▶ [TASK OBJECTIVE]
Transcribe the records below exactly.

▶ [SOURCE RECORDS]
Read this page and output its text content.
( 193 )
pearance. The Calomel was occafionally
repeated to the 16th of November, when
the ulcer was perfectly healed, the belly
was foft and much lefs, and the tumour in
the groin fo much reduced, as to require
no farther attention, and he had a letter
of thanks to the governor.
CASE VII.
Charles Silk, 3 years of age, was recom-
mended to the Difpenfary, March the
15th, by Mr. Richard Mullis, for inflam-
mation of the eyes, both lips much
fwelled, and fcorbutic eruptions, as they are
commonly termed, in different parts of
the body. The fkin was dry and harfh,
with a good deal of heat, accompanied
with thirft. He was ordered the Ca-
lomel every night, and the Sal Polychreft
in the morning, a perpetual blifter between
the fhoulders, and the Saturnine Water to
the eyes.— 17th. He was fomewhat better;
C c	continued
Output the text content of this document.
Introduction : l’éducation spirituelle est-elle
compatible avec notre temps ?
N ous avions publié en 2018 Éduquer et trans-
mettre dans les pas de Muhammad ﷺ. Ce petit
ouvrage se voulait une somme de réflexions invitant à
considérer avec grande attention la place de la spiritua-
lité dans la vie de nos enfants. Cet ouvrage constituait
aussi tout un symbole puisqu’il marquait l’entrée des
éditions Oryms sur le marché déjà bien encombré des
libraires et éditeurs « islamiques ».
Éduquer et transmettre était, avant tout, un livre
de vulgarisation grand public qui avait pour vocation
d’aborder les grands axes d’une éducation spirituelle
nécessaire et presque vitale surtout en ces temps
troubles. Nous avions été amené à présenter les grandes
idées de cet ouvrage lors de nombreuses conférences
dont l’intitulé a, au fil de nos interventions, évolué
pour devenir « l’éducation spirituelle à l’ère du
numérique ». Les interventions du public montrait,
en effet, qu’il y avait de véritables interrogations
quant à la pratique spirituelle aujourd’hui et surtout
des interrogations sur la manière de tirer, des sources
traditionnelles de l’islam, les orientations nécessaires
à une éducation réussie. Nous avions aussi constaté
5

▶ [ANSWER TO THIS TASK]
Read this page and output its text content.
( 193 )
pearance. The Calomel was occafionally
repeated to the 16th of November, when
the ulcer was perfectly healed, the belly
was foft and much lefs, and the tumour in
the groin fo much reduced, as to require
no farther attention, and he had a letter
of thanks to the governor.
CASE VII.
Charles Silk, 3 years of age, was recom-
mended to the Difpenfary, March the
15th, by Mr. Richard Mullis, for inflam-
mation of the eyes, both lips much
fwelled, and fcorbutic eruptions, as they are
commonly termed, in different parts of
the body. The fkin was dry and harfh,
with a good deal of heat, accompanied
with thirft. He was ordered the Ca-
lomel every night, and the Sal Polychreft
in the morning, a perpetual blifter between
the fhoulders, and the Saturnine Water to
the eyes.— 17th. He was fomewhat better;
C c	continued
Output the text content of this document.
Introduction : l’éducation spirituelle est-elle
compatible avec notre temps ?
N ous avions publié en 2018 Éduquer et trans-
mettre dans les pas de Muhammad ﷺ. Ce petit
ouvrage se voulait une somme de réflexions invitant à
considérer avec grande attention la place de la spiritua-
lité dans la vie de nos enfants. Cet ouvrage constituait
aussi tout un symbole puisqu’il marquait l’entrée des
éditions Oryms sur le marché déjà bien encombré des
libraires et éditeurs « islamiques ».
Éduquer et transmettre était, avant tout, un livre
de vulgarisation grand public qui avait pour vocation
d’aborder les grands axes d’une éducation spirituelle
nécessaire et presque vitale surtout en ces temps
troubles. Nous avions été amené à présenter les grandes
idées de cet ouvrage lors de nombreuses conférences
dont l’intitulé a, au fil de nos interventions, évolué
pour devenir « l’éducation spirituelle à l’ère du
numérique ». Les interventions du public montrait,
en effet, qu’il y avait de véritables interrogations
quant à la pratique spirituelle aujourd’hui et surtout
des interrogations sur la manière de tirer, des sources
traditionnelles de l’islam, les orientations nécessaires
à une éducation réussie. Nous avions aussi constaté
5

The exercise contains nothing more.